→ Problem statement
Copy every line of the entries below word for word, leaving out the pictures.

→ Listed entries
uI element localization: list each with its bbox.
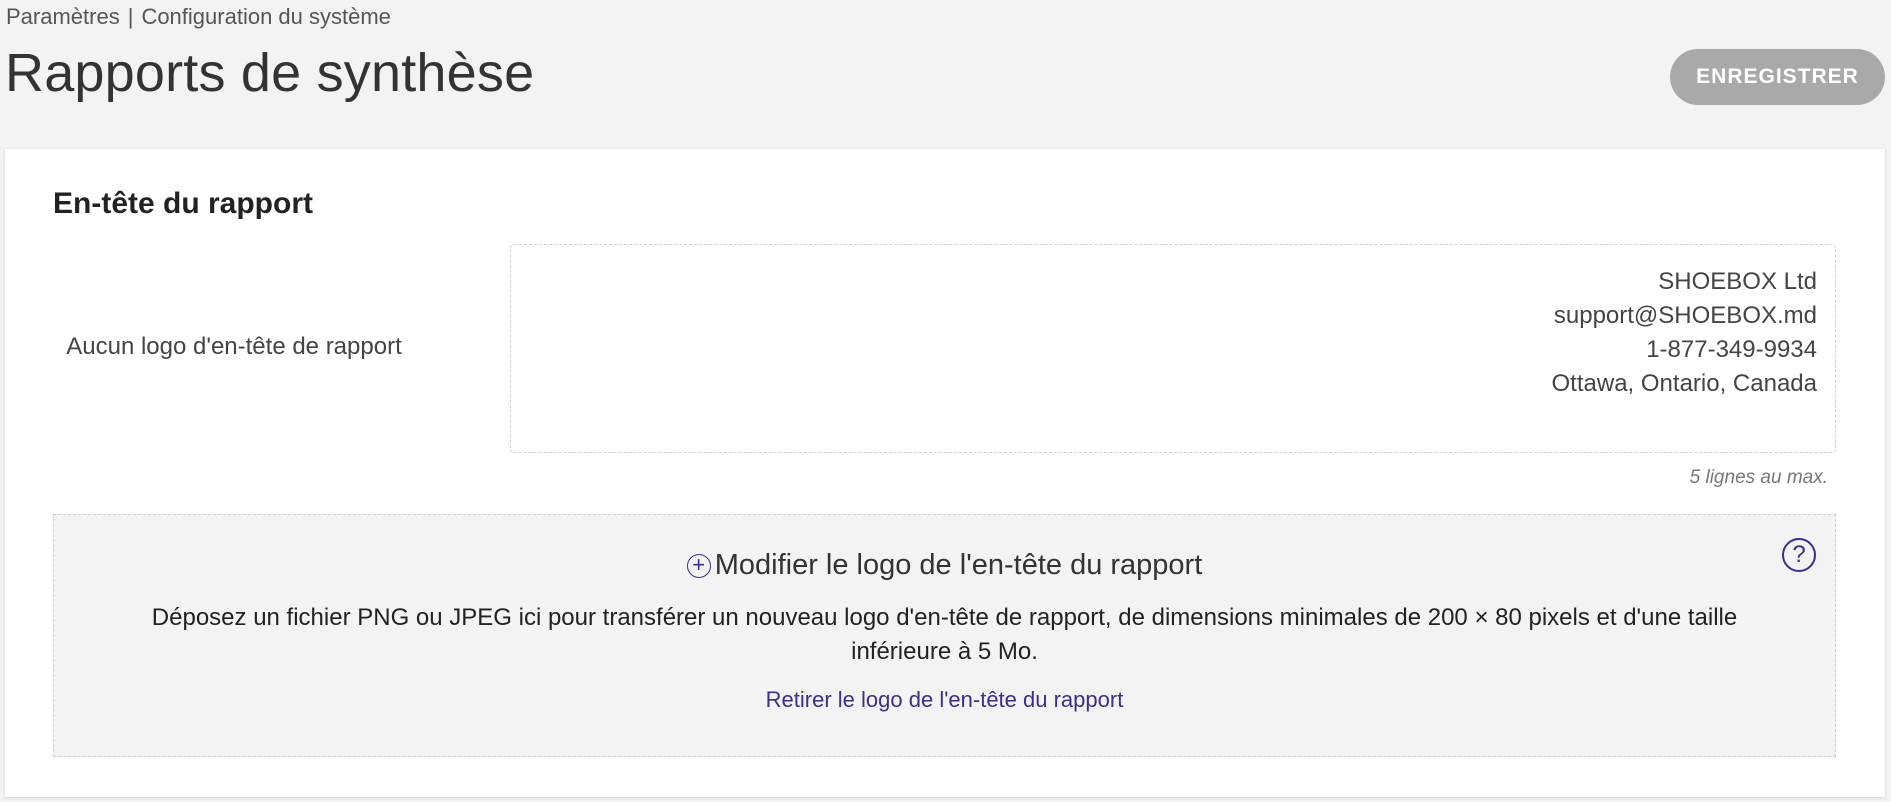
plus-circle-icon[interactable]: + (686, 554, 711, 578)
breadcrumb-separator: | (127, 4, 134, 29)
report-header-card: En-tête du rapport Aucun logo d'en-tête … (5, 149, 1885, 797)
dropzone-description: Déposez un fichier PNG ou JPEG ici pour … (151, 604, 1738, 665)
no-logo-placeholder: Aucun logo d'en-tête de rapport (66, 333, 402, 360)
dropzone-title[interactable]: + Modifier le logo de l'en-tête du rappor… (54, 549, 1835, 582)
save-button[interactable]: ENREGISTRER (1670, 49, 1885, 105)
header-line: 1-877-349-9934 (1646, 336, 1817, 363)
page-title: Rapports de synthèse (5, 43, 535, 103)
dropzone-title-label[interactable]: Modifier le logo de l'en-tête du rapport (715, 549, 1203, 581)
header-line: support@SHOEBOX.md (1553, 302, 1817, 329)
header-text-field[interactable]: SHOEBOX Ltd support@SHOEBOX.md 1-877-349… (510, 244, 1836, 453)
breadcrumb-current: Configuration du système (141, 4, 391, 29)
help-icon[interactable]: ? (1782, 538, 1816, 572)
breadcrumb-parent[interactable]: Paramètres (6, 4, 120, 29)
breadcrumb: Paramètres | Configuration du système (6, 4, 391, 30)
header-line: SHOEBOX Ltd (1658, 268, 1817, 295)
header-line: Ottawa, Ontario, Canada (1551, 370, 1817, 397)
remove-logo-link[interactable]: Retirer le logo de l'en-tête du rapport (54, 687, 1835, 713)
logo-dropzone[interactable]: + Modifier le logo de l'en-tête du rappor… (53, 514, 1836, 757)
max-lines-hint: 5 lignes au max. (1689, 467, 1828, 488)
section-title: En-tête du rapport (53, 187, 313, 220)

→ Result of this exercise
uI element localization: list each with its bbox.
plus-circle-icon[interactable]: + (686, 554, 711, 578)
breadcrumb-separator: | (127, 4, 134, 29)
report-header-card: En-tête du rapport Aucun logo d'en-tête … (5, 149, 1885, 797)
dropzone-description: Déposez un fichier PNG ou JPEG ici pour … (151, 604, 1738, 665)
no-logo-placeholder: Aucun logo d'en-tête de rapport (66, 333, 402, 360)
dropzone-title[interactable]: + Modifier le logo de l'en-tête du rappor… (54, 549, 1835, 582)
save-button[interactable]: ENREGISTRER (1670, 49, 1885, 105)
header-line: 1-877-349-9934 (1646, 336, 1817, 363)
page-title: Rapports de synthèse (5, 43, 535, 103)
dropzone-title-label[interactable]: Modifier le logo de l'en-tête du rapport (715, 549, 1203, 581)
header-line: support@SHOEBOX.md (1553, 302, 1817, 329)
header-text-field[interactable]: SHOEBOX Ltd support@SHOEBOX.md 1-877-349… (510, 244, 1836, 453)
breadcrumb-current: Configuration du système (141, 4, 391, 29)
help-icon[interactable]: ? (1782, 538, 1816, 572)
breadcrumb-parent[interactable]: Paramètres (6, 4, 120, 29)
breadcrumb: Paramètres | Configuration du système (6, 4, 391, 30)
header-line: SHOEBOX Ltd (1658, 268, 1817, 295)
header-line: Ottawa, Ontario, Canada (1551, 370, 1817, 397)
remove-logo-link[interactable]: Retirer le logo de l'en-tête du rapport (54, 687, 1835, 713)
logo-dropzone[interactable]: + Modifier le logo de l'en-tête du rappor… (53, 514, 1836, 757)
max-lines-hint: 5 lignes au max. (1689, 467, 1828, 488)
section-title: En-tête du rapport (53, 187, 313, 220)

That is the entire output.